# Extracted records:
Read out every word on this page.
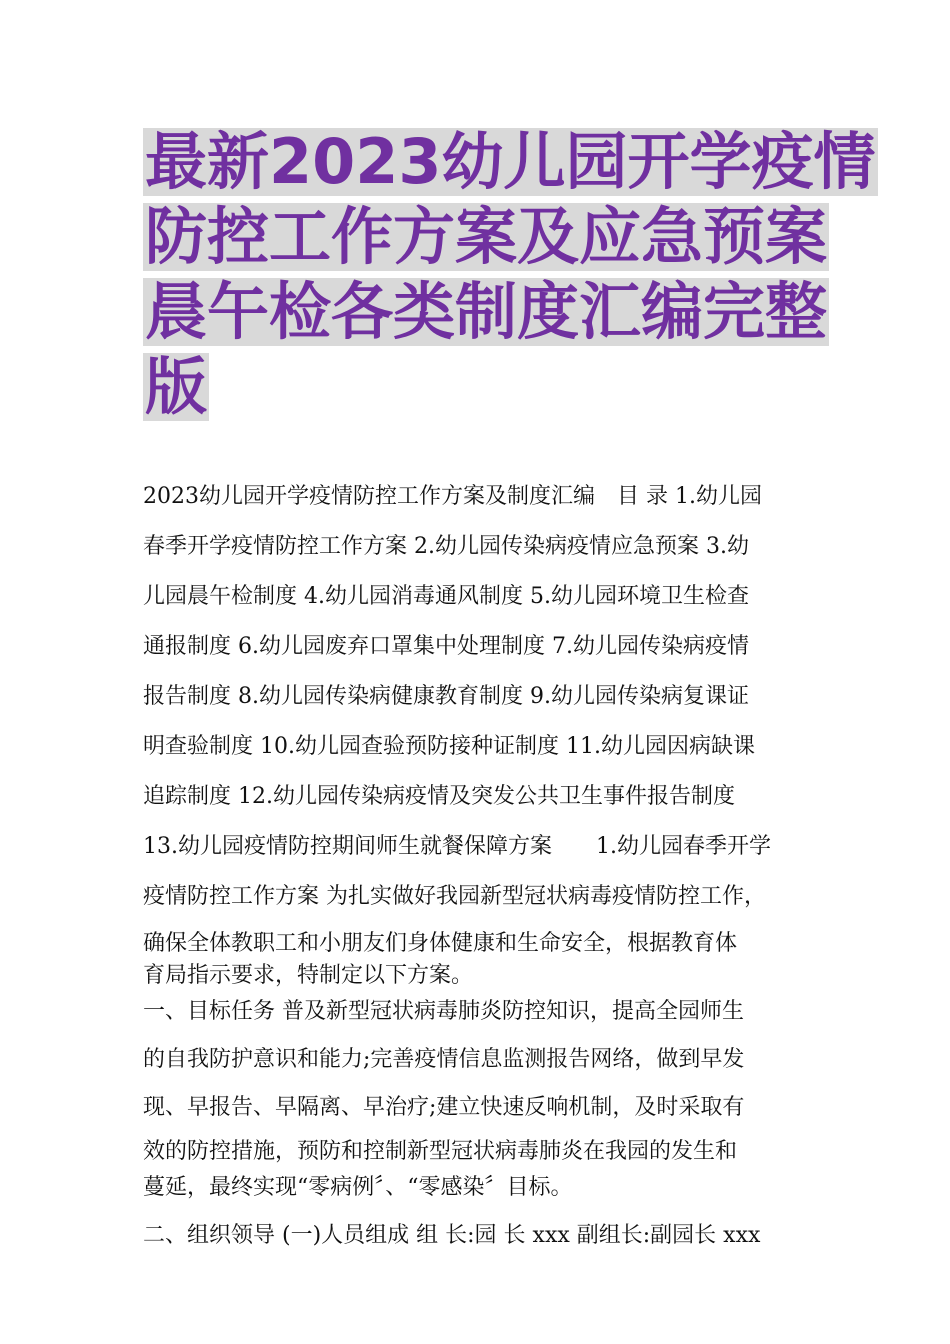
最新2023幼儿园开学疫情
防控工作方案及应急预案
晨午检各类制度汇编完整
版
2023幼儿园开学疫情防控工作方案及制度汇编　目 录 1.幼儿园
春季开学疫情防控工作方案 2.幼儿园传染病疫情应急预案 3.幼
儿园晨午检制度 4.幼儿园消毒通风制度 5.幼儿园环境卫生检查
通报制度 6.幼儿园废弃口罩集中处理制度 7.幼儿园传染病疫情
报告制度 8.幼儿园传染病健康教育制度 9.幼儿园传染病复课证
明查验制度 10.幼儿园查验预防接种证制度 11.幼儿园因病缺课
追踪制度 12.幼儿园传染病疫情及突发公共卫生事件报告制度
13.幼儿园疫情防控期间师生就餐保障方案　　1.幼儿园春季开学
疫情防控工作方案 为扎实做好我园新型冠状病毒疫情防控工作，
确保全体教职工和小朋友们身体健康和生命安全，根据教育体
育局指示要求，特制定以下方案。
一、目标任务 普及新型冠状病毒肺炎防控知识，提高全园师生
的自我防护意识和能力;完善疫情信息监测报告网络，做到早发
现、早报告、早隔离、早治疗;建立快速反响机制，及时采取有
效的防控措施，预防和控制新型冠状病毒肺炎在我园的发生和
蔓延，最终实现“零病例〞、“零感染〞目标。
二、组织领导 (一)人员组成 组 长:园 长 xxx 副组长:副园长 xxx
==
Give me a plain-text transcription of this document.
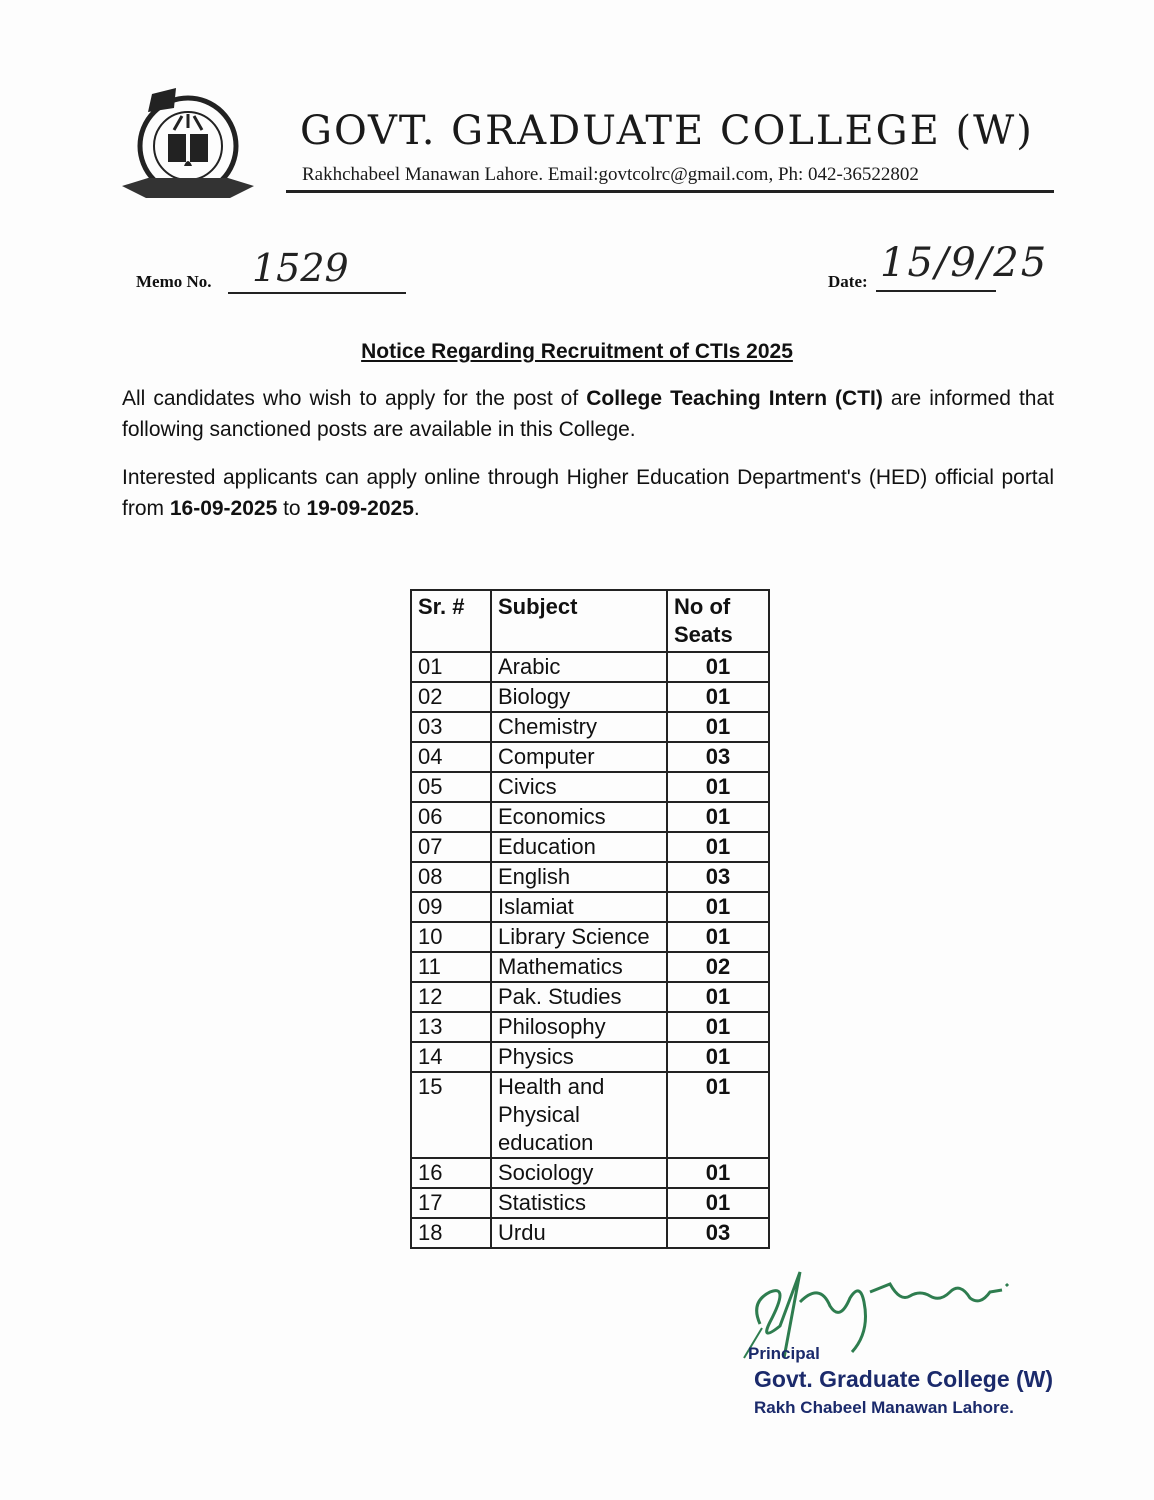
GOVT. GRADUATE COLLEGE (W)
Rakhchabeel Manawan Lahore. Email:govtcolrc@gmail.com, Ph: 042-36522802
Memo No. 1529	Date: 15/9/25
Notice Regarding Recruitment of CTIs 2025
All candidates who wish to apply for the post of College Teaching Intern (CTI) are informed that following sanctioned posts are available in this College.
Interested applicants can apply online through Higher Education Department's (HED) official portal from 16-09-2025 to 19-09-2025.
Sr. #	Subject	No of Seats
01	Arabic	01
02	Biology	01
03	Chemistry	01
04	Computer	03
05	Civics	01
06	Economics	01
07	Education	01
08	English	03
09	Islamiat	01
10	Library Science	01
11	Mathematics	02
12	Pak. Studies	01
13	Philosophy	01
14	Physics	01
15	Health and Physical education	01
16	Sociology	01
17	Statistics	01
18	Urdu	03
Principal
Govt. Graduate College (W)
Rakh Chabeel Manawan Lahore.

# Task:
Filter the records, keeping only lines that contain "apply", and show those lines.

# Exercise answer:
All candidates who wish to apply for the post of College Teaching Intern (CTI) are informed that following sanctioned posts are available in this College.
Interested applicants can apply online through Higher Education Department's (HED) official portal from 16-09-2025 to 19-09-2025.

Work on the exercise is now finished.